▶ Task prompt:
Leave out every picture, then transcribe the rest of the listing exactly.

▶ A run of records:
★ ★ ★ ★ ★

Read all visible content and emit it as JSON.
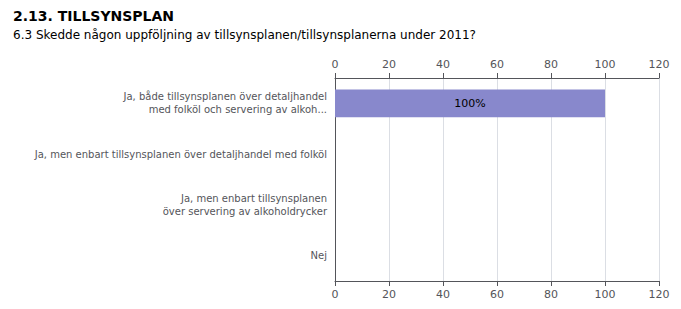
{
  "chart_data": {
    "type": "bar",
    "title": "2.13. TILLSYNSPLAN",
    "subtitle": "6.3 Skedde någon uppföljning av tillsynsplanen/tillsynsplanerna under 2011?",
    "orientation": "horizontal",
    "categories": [
      "Ja, både tillsynsplanen över detaljhandel\nmed folköl och servering av alkoh...",
      "Ja, men enbart tillsynsplanen över detaljhandel med folköl",
      "Ja, men enbart tillsynsplanen\növer servering av alkoholdrycker",
      "Nej"
    ],
    "values": [
      100,
      0,
      0,
      0
    ],
    "value_labels": [
      "100%",
      null,
      null,
      null
    ],
    "data_labels": true,
    "color": "#8888cc",
    "xlim": [
      0,
      120
    ],
    "xticks": [
      0,
      20,
      40,
      60,
      80,
      100,
      120
    ],
    "grid": true
  }
}
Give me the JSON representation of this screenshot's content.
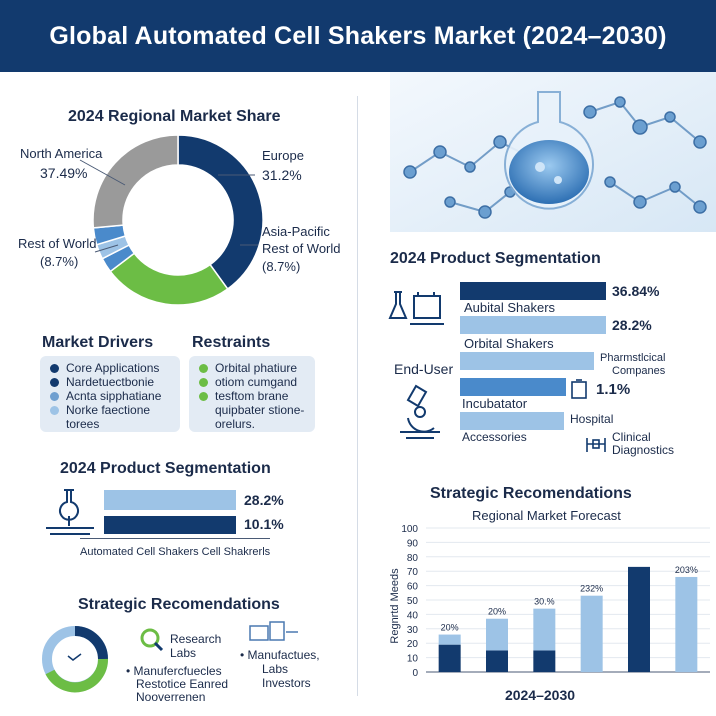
{
  "header": {
    "title": "Global Automated Cell Shakers Market (2024–2030)"
  },
  "donut": {
    "title": "2024 Regional Market Share",
    "labels": {
      "north_america": "North America",
      "north_america_value": "37.49%",
      "europe": "Europe",
      "europe_value": "31.2%",
      "asia_pacific": "Asia-Pacific",
      "asia_rest": "Rest of World",
      "asia_rest_value": "(8.7%)",
      "rest_world": "Rest of World",
      "rest_world_value": "(8.7%)"
    }
  },
  "drivers": {
    "title": "Market Drivers",
    "items": [
      "Core Applications",
      "Nardetuectbonie",
      "Acnta sipphatiane",
      "Norke faectione"
    ],
    "extra": "torees"
  },
  "restraints": {
    "title": "Restraints",
    "items": [
      "Orbital phatiure",
      "otiom cumgand",
      "tesftom brane"
    ],
    "extra1": "quipbater stione-",
    "extra2": "orelurs."
  },
  "seg_left": {
    "title": "2024 Product Segmentation",
    "values": [
      "28.2%",
      "10.1%"
    ],
    "caption": "Automated Cell Shakers Cell Shakrerls"
  },
  "strat_left": {
    "title": "Strategic Recomendations",
    "research": "Research",
    "labs": "Labs",
    "bullet1a": "Manufercfuecles",
    "bullet1b": "Restotice Eanred",
    "bullet1c": "Nooverrenen",
    "bullet2a": "Manufactues,",
    "bullet2b": "Labs",
    "bullet2c": "Investors"
  },
  "seg_right": {
    "title": "2024 Product Segmentation",
    "v1": "36.84%",
    "l1": "Aubital Shakers",
    "v2": "28.2%",
    "l2": "Orbital Shakers",
    "enduser": "End-User",
    "pharma1": "Pharmstlcical",
    "pharma2": "Companes",
    "v3": "1.1%",
    "l3": "Incubatator",
    "hospital": "Hospital",
    "l4": "Accessories",
    "clinical1": "Clinical",
    "clinical2": "Diagnostics"
  },
  "chart_data": [
    {
      "type": "pie",
      "title": "2024 Regional Market Share",
      "labels": [
        "North America",
        "Europe",
        "Asia-Pacific / Rest of World",
        "Rest of World"
      ],
      "values": [
        37.49,
        31.2,
        8.7,
        8.7
      ]
    },
    {
      "type": "bar",
      "title": "Strategic Recomendations",
      "subtitle": "Regional Market Forecast",
      "xlabel": "2024–2030",
      "ylabel": "Regnrtd Meeds",
      "yticks": [
        0,
        10,
        20,
        30,
        40,
        50,
        60,
        70,
        80,
        90,
        100
      ],
      "ylim": [
        0,
        100
      ],
      "data_labels": [
        "20%",
        "20%",
        "30.%",
        "232%",
        "",
        "203%"
      ],
      "series": [
        {
          "values": [
            19,
            15,
            15,
            0,
            0,
            0
          ]
        },
        {
          "values": [
            7,
            22,
            29,
            53,
            73,
            66
          ]
        }
      ],
      "colors": {
        "base": "#123a6e",
        "top": "#9dc3e6"
      }
    }
  ],
  "colors": {
    "navy": "#123a6e",
    "light_blue": "#9dc3e6",
    "green": "#6cbd45",
    "gray": "#9a9a9a"
  }
}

★ ★ ★ ★ ★

▶ Reply:
Read all visible content and emit it as JSON.
{
  "chart_data": {
    "type": "bar",
    "title": "2.13. TILLSYNSPLAN",
    "subtitle": "6.3 Skedde någon uppföljning av tillsynsplanen/tillsynsplanerna under 2011?",
    "orientation": "horizontal",
    "categories": [
      "Ja, både tillsynsplanen över detaljhandel\nmed folköl och servering av alkoh...",
      "Ja, men enbart tillsynsplanen över detaljhandel med folköl",
      "Ja, men enbart tillsynsplanen\növer servering av alkoholdrycker",
      "Nej"
    ],
    "values": [
      100,
      0,
      0,
      0
    ],
    "value_labels": [
      "100%",
      null,
      null,
      null
    ],
    "data_labels": true,
    "color": "#8888cc",
    "xlim": [
      0,
      120
    ],
    "xticks": [
      0,
      20,
      40,
      60,
      80,
      100,
      120
    ],
    "grid": true
  }
}
Give me the JSON representation of this screenshot's content.
{
  "header": {
    "title": "Global Automated Cell Shakers Market (2024–2030)"
  },
  "donut": {
    "title": "2024 Regional Market Share",
    "labels": {
      "north_america": "North America",
      "north_america_value": "37.49%",
      "europe": "Europe",
      "europe_value": "31.2%",
      "asia_pacific": "Asia-Pacific",
      "asia_rest": "Rest of World",
      "asia_rest_value": "(8.7%)",
      "rest_world": "Rest of World",
      "rest_world_value": "(8.7%)"
    }
  },
  "drivers": {
    "title": "Market Drivers",
    "items": [
      "Core Applications",
      "Nardetuectbonie",
      "Acnta sipphatiane",
      "Norke faectione"
    ],
    "extra": "torees"
  },
  "restraints": {
    "title": "Restraints",
    "items": [
      "Orbital phatiure",
      "otiom cumgand",
      "tesftom brane"
    ],
    "extra1": "quipbater stione-",
    "extra2": "orelurs."
  },
  "seg_left": {
    "title": "2024 Product Segmentation",
    "values": [
      "28.2%",
      "10.1%"
    ],
    "caption": "Automated Cell Shakers Cell Shakrerls"
  },
  "strat_left": {
    "title": "Strategic Recomendations",
    "research": "Research",
    "labs": "Labs",
    "bullet1a": "Manufercfuecles",
    "bullet1b": "Restotice Eanred",
    "bullet1c": "Nooverrenen",
    "bullet2a": "Manufactues,",
    "bullet2b": "Labs",
    "bullet2c": "Investors"
  },
  "seg_right": {
    "title": "2024 Product Segmentation",
    "v1": "36.84%",
    "l1": "Aubital Shakers",
    "v2": "28.2%",
    "l2": "Orbital Shakers",
    "enduser": "End-User",
    "pharma1": "Pharmstlcical",
    "pharma2": "Companes",
    "v3": "1.1%",
    "l3": "Incubatator",
    "hospital": "Hospital",
    "l4": "Accessories",
    "clinical1": "Clinical",
    "clinical2": "Diagnostics"
  },
  "chart_data": [
    {
      "type": "pie",
      "title": "2024 Regional Market Share",
      "labels": [
        "North America",
        "Europe",
        "Asia-Pacific / Rest of World",
        "Rest of World"
      ],
      "values": [
        37.49,
        31.2,
        8.7,
        8.7
      ]
    },
    {
      "type": "bar",
      "title": "Strategic Recomendations",
      "subtitle": "Regional Market Forecast",
      "xlabel": "2024–2030",
      "ylabel": "Regnrtd Meeds",
      "yticks": [
        0,
        10,
        20,
        30,
        40,
        50,
        60,
        70,
        80,
        90,
        100
      ],
      "ylim": [
        0,
        100
      ],
      "data_labels": [
        "20%",
        "20%",
        "30.%",
        "232%",
        "",
        "203%"
      ],
      "series": [
        {
          "values": [
            19,
            15,
            15,
            0,
            0,
            0
          ]
        },
        {
          "values": [
            7,
            22,
            29,
            53,
            73,
            66
          ]
        }
      ],
      "colors": {
        "base": "#123a6e",
        "top": "#9dc3e6"
      }
    }
  ],
  "colors": {
    "navy": "#123a6e",
    "light_blue": "#9dc3e6",
    "green": "#6cbd45",
    "gray": "#9a9a9a"
  }
}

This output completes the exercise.